**EXERCISE INSTRUCTIONS**
From the entries that follow, pick out all lines holding "this".
[Begin PROVIDED RECORDS]
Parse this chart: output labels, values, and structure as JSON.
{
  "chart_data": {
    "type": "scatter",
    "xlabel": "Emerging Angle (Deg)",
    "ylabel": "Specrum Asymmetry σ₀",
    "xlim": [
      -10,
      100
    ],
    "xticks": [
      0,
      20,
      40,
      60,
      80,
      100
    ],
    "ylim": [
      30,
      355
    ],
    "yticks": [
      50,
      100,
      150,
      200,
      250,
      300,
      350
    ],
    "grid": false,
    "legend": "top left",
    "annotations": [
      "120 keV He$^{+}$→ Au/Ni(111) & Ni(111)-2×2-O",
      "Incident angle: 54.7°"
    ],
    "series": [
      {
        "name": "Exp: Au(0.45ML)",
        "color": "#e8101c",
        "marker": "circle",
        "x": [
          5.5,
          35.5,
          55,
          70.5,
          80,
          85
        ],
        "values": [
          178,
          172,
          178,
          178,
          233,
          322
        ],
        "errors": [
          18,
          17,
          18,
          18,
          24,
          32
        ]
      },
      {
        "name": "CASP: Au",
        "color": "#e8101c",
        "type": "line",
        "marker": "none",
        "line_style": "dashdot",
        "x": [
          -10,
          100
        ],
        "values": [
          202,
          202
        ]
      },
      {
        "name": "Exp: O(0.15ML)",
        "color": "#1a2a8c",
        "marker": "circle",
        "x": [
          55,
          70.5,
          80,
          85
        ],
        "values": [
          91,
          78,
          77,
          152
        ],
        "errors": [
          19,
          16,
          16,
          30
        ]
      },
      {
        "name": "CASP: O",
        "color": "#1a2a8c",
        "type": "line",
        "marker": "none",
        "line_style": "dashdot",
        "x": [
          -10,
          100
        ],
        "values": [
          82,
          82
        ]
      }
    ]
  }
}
[End PROVIDED RECORDS]
[Begin PROVIDED RECORDS]
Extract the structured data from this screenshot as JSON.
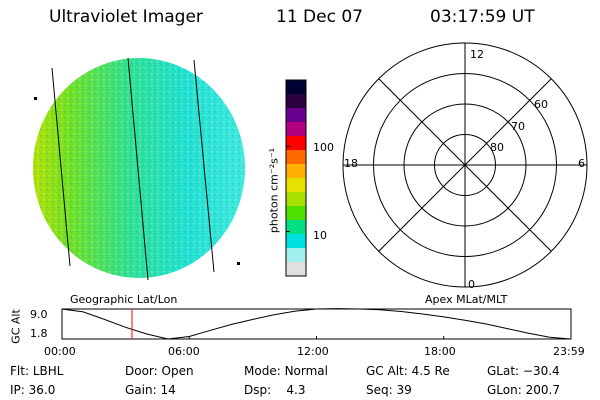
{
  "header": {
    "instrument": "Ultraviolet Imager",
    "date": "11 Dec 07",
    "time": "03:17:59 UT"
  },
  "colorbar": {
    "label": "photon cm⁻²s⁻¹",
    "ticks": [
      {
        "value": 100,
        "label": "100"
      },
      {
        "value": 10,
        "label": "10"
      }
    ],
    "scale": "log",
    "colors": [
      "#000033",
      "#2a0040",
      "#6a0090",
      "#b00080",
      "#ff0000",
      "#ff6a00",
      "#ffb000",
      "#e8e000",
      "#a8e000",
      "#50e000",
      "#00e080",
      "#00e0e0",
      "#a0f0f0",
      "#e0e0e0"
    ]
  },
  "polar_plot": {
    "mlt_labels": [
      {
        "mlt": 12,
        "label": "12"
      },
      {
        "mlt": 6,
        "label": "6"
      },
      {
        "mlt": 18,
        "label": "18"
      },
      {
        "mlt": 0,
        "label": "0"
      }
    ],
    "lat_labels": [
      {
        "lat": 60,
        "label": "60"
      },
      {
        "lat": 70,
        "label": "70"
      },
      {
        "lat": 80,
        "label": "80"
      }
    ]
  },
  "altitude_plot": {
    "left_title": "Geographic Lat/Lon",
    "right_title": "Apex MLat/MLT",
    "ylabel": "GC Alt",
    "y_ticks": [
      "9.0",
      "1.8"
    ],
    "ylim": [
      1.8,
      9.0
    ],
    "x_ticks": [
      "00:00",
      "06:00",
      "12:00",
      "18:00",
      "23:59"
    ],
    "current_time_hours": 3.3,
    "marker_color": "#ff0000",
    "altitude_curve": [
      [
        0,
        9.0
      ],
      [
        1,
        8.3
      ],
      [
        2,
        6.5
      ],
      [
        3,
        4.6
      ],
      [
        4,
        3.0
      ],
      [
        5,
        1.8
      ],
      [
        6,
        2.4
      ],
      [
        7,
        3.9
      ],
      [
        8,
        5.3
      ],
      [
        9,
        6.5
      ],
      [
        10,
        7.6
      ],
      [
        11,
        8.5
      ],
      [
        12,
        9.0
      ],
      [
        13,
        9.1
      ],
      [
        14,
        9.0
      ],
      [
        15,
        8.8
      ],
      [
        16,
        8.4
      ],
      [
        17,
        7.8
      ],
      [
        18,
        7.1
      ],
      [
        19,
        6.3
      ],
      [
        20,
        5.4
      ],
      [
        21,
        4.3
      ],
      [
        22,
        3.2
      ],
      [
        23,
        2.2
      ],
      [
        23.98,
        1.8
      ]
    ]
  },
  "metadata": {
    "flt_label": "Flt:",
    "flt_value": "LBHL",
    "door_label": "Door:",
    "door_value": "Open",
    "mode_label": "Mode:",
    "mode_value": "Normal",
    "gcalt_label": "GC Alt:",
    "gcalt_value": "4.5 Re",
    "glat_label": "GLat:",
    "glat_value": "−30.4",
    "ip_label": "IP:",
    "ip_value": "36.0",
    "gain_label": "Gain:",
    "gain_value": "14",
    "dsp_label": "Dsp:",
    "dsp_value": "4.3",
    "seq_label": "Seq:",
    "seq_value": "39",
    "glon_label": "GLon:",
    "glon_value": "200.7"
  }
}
[End PROVIDED RECORDS]
**OUTPUT OF THE EXERCISE**
Parse this chart: output labels, values, and structure as JSON.
Extract the structured data from this screenshot as JSON.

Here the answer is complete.